**Given instruction**
Below are some records: retype them all exactly, but not the pictures.

**Information given**
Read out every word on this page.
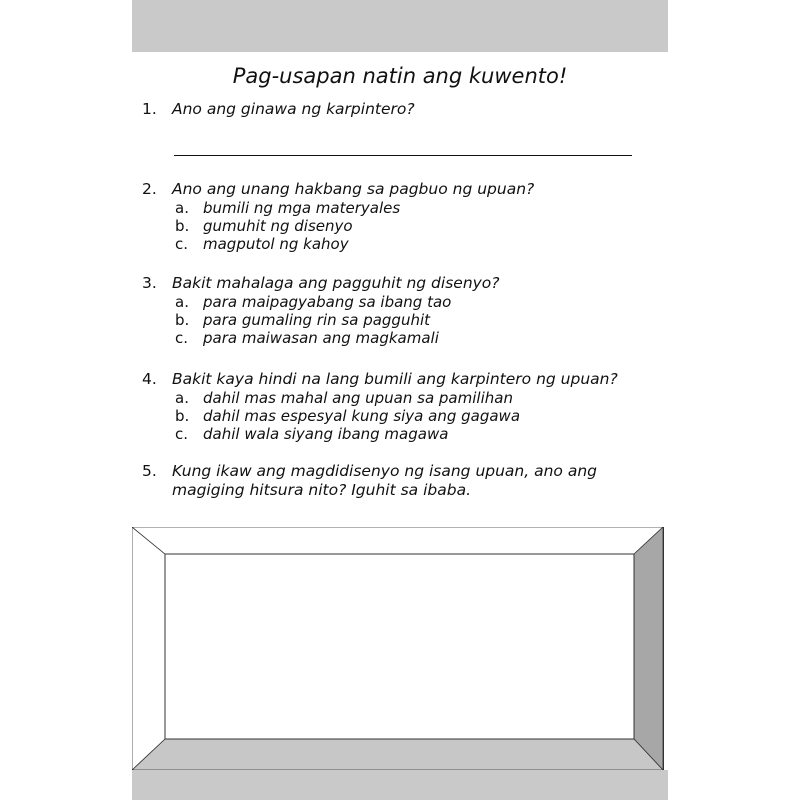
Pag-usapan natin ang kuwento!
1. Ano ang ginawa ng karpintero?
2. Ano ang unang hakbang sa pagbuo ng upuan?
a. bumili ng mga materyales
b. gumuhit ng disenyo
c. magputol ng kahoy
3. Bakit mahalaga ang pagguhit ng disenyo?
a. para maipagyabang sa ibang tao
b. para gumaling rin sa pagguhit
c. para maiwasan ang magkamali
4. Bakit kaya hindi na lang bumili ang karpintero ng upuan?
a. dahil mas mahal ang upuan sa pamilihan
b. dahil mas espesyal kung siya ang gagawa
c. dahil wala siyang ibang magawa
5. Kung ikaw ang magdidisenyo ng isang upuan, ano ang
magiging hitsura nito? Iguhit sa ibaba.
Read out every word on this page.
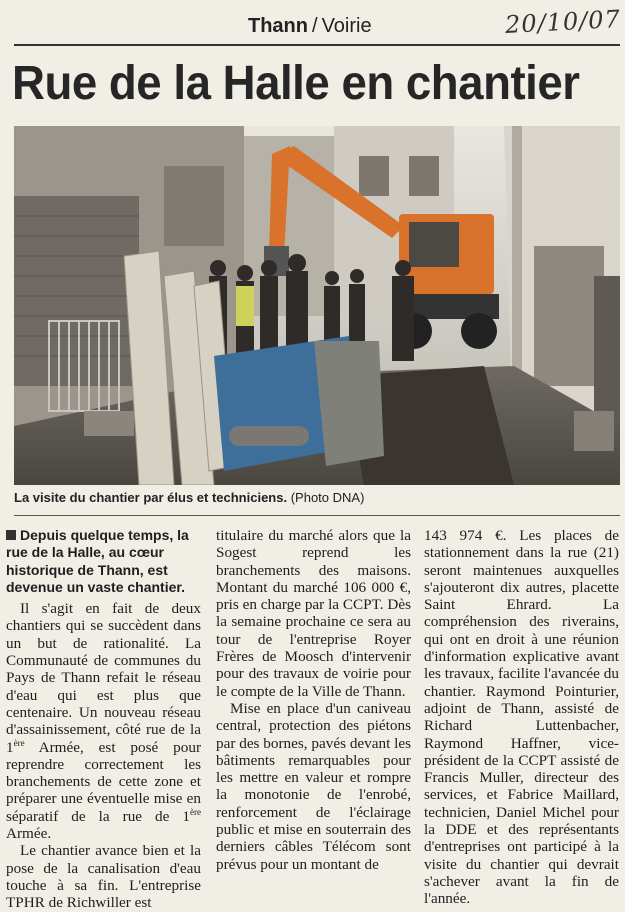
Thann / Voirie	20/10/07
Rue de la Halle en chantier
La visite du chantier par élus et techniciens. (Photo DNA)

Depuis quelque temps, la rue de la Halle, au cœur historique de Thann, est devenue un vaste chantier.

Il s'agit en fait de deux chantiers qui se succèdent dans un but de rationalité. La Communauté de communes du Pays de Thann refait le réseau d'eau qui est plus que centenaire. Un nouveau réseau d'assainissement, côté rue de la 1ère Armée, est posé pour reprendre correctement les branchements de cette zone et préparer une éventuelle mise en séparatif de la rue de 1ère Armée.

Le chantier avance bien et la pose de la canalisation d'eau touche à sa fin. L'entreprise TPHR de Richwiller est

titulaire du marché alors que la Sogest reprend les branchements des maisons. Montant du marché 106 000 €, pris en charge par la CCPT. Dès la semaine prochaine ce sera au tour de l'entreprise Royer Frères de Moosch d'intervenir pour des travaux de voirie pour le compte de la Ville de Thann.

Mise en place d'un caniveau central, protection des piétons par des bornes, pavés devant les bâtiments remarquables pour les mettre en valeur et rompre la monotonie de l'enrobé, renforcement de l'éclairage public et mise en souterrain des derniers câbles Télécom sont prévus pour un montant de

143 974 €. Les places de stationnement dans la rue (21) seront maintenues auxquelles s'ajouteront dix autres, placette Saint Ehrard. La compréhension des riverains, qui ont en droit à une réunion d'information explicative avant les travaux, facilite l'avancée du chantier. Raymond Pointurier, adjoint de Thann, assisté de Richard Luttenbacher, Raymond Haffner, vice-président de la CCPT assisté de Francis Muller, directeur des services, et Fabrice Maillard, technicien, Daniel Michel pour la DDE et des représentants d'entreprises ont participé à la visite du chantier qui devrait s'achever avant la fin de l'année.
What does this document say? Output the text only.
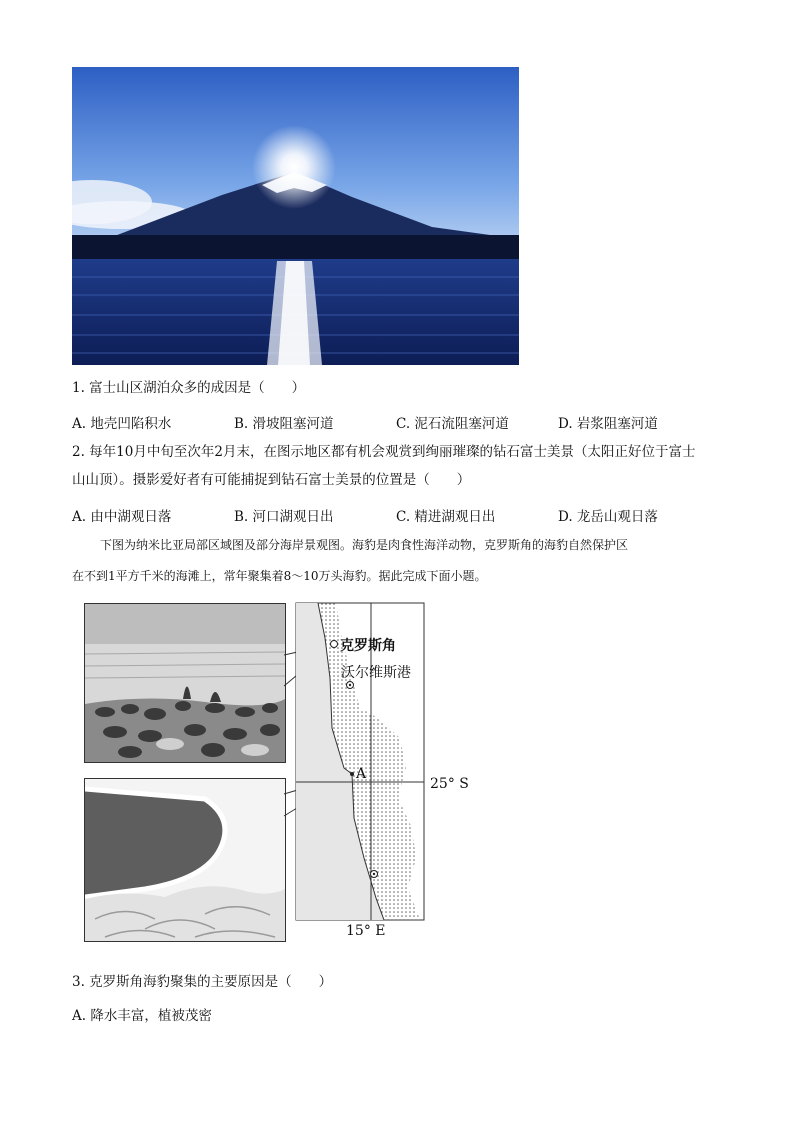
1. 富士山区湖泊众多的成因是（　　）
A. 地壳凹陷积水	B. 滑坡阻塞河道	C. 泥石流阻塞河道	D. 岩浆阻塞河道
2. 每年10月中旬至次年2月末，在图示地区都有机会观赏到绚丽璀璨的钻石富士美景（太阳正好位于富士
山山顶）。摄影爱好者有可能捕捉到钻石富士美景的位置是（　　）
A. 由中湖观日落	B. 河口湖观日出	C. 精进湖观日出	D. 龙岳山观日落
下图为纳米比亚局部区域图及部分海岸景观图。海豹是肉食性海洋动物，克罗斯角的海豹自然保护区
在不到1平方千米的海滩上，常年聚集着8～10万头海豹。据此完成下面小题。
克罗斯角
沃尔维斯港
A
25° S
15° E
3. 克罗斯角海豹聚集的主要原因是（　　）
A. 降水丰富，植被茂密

**Task answer**
Read out every word on this page.
Pag-usapan natin ang kuwento!
1. Ano ang ginawa ng karpintero?
2. Ano ang unang hakbang sa pagbuo ng upuan?
a. bumili ng mga materyales
b. gumuhit ng disenyo
c. magputol ng kahoy
3. Bakit mahalaga ang pagguhit ng disenyo?
a. para maipagyabang sa ibang tao
b. para gumaling rin sa pagguhit
c. para maiwasan ang magkamali
4. Bakit kaya hindi na lang bumili ang karpintero ng upuan?
a. dahil mas mahal ang upuan sa pamilihan
b. dahil mas espesyal kung siya ang gagawa
c. dahil wala siyang ibang magawa
5. Kung ikaw ang magdidisenyo ng isang upuan, ano ang
magiging hitsura nito? Iguhit sa ibaba.
Read out every word on this page.
Thann / Voirie	20/10/07
Rue de la Halle en chantier
La visite du chantier par élus et techniciens. (Photo DNA)

Depuis quelque temps, la rue de la Halle, au cœur historique de Thann, est devenue un vaste chantier.

Il s'agit en fait de deux chantiers qui se succèdent dans un but de rationalité. La Communauté de communes du Pays de Thann refait le réseau d'eau qui est plus que centenaire. Un nouveau réseau d'assainissement, côté rue de la 1ère Armée, est posé pour reprendre correctement les branchements de cette zone et préparer une éventuelle mise en séparatif de la rue de 1ère Armée.

Le chantier avance bien et la pose de la canalisation d'eau touche à sa fin. L'entreprise TPHR de Richwiller est

titulaire du marché alors que la Sogest reprend les branchements des maisons. Montant du marché 106 000 €, pris en charge par la CCPT. Dès la semaine prochaine ce sera au tour de l'entreprise Royer Frères de Moosch d'intervenir pour des travaux de voirie pour le compte de la Ville de Thann.

Mise en place d'un caniveau central, protection des piétons par des bornes, pavés devant les bâtiments remarquables pour les mettre en valeur et rompre la monotonie de l'enrobé, renforcement de l'éclairage public et mise en souterrain des derniers câbles Télécom sont prévus pour un montant de

143 974 €. Les places de stationnement dans la rue (21) seront maintenues auxquelles s'ajouteront dix autres, placette Saint Ehrard. La compréhension des riverains, qui ont en droit à une réunion d'information explicative avant les travaux, facilite l'avancée du chantier. Raymond Pointurier, adjoint de Thann, assisté de Richard Luttenbacher, Raymond Haffner, vice-président de la CCPT assisté de Francis Muller, directeur des services, et Fabrice Maillard, technicien, Daniel Michel pour la DDE et des représentants d'entreprises ont participé à la visite du chantier qui devrait s'achever avant la fin de l'année.
What does this document say? Output the text only.
1. 富士山区湖泊众多的成因是（　　）
A. 地壳凹陷积水	B. 滑坡阻塞河道	C. 泥石流阻塞河道	D. 岩浆阻塞河道
2. 每年10月中旬至次年2月末，在图示地区都有机会观赏到绚丽璀璨的钻石富士美景（太阳正好位于富士
山山顶）。摄影爱好者有可能捕捉到钻石富士美景的位置是（　　）
A. 由中湖观日落	B. 河口湖观日出	C. 精进湖观日出	D. 龙岳山观日落
下图为纳米比亚局部区域图及部分海岸景观图。海豹是肉食性海洋动物，克罗斯角的海豹自然保护区
在不到1平方千米的海滩上，常年聚集着8～10万头海豹。据此完成下面小题。
克罗斯角
沃尔维斯港
A
25° S
15° E
3. 克罗斯角海豹聚集的主要原因是（　　）
A. 降水丰富，植被茂密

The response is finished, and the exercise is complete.